* [What to work on] Copy each line in which the string "marker" occurs.
# START OF Records supplied
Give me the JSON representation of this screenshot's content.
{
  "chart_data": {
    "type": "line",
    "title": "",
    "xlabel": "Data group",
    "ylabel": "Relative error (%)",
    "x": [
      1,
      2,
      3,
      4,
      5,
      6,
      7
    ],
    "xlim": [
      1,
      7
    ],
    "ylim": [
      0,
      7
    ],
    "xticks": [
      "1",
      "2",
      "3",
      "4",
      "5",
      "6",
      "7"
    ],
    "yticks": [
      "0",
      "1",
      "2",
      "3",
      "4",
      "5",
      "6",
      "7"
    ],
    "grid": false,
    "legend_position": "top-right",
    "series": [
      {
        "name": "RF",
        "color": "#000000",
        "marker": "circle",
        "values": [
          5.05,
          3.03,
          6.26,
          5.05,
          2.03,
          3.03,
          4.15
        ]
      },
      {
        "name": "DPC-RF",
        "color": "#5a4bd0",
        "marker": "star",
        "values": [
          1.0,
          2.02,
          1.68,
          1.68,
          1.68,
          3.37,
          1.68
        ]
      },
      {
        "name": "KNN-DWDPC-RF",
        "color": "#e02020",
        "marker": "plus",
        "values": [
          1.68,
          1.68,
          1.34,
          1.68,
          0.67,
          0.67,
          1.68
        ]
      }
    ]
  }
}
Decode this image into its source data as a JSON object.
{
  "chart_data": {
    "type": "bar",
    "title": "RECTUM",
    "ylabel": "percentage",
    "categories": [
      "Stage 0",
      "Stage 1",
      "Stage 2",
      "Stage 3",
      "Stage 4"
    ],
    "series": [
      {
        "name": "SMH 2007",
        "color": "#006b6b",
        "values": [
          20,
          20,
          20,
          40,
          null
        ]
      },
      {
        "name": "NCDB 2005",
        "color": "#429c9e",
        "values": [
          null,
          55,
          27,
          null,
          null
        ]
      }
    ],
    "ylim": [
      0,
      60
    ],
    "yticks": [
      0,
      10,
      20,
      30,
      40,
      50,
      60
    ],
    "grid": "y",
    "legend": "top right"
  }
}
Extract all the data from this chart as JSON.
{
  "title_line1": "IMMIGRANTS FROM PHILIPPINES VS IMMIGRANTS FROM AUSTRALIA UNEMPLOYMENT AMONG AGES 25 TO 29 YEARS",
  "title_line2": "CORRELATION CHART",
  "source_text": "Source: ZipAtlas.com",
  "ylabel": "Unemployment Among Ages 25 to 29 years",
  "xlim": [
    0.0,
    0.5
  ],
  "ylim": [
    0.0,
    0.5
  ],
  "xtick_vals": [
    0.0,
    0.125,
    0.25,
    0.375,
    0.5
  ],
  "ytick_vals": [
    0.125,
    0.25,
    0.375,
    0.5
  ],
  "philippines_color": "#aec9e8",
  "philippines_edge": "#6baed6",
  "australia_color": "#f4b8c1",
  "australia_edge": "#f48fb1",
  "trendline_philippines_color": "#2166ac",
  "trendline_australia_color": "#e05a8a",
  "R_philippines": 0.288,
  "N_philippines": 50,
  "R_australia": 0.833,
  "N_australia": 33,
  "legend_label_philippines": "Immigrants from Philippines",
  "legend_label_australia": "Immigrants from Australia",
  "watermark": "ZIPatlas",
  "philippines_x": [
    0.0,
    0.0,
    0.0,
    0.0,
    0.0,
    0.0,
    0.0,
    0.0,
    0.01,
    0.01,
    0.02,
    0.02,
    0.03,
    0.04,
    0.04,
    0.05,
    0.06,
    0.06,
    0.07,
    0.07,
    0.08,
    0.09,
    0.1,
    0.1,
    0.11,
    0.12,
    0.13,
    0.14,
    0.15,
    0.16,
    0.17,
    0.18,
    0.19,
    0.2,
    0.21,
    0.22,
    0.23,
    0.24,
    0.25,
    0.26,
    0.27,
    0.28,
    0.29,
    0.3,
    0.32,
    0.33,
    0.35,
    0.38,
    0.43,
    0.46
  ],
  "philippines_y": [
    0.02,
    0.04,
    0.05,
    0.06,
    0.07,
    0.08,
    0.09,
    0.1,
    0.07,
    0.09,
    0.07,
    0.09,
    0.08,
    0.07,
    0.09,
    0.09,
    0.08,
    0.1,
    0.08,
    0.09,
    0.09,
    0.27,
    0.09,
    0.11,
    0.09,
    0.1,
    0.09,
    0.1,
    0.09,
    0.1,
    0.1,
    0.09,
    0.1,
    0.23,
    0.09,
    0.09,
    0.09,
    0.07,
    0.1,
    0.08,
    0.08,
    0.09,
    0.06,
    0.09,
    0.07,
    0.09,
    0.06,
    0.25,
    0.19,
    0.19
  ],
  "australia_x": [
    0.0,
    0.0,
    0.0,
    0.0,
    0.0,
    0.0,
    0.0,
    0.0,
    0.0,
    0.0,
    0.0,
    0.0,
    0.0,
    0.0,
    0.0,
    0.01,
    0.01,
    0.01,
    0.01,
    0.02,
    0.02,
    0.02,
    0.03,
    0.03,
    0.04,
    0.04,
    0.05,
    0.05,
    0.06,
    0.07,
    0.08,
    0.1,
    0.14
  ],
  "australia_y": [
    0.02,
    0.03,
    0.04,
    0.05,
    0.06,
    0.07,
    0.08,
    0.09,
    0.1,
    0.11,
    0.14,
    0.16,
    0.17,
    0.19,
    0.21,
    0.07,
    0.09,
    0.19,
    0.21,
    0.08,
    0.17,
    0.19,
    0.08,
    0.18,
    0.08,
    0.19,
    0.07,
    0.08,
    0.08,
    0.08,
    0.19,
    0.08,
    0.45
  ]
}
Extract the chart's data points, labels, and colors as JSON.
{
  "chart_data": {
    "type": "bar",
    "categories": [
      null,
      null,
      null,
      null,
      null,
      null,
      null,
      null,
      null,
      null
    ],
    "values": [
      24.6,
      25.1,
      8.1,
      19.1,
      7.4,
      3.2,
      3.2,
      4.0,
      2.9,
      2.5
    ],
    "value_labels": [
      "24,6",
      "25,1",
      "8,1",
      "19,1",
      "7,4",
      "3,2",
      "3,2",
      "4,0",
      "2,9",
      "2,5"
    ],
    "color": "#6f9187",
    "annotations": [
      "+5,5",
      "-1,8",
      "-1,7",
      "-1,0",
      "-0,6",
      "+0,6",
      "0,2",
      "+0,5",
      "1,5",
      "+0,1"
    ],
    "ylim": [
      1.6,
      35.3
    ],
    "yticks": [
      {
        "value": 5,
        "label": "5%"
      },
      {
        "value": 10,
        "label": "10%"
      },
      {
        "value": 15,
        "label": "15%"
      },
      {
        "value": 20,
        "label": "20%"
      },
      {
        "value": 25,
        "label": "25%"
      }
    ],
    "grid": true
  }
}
# END OF Records supplied
* [Task answer]
        "marker": "circle",
        "marker": "star",
        "marker": "plus",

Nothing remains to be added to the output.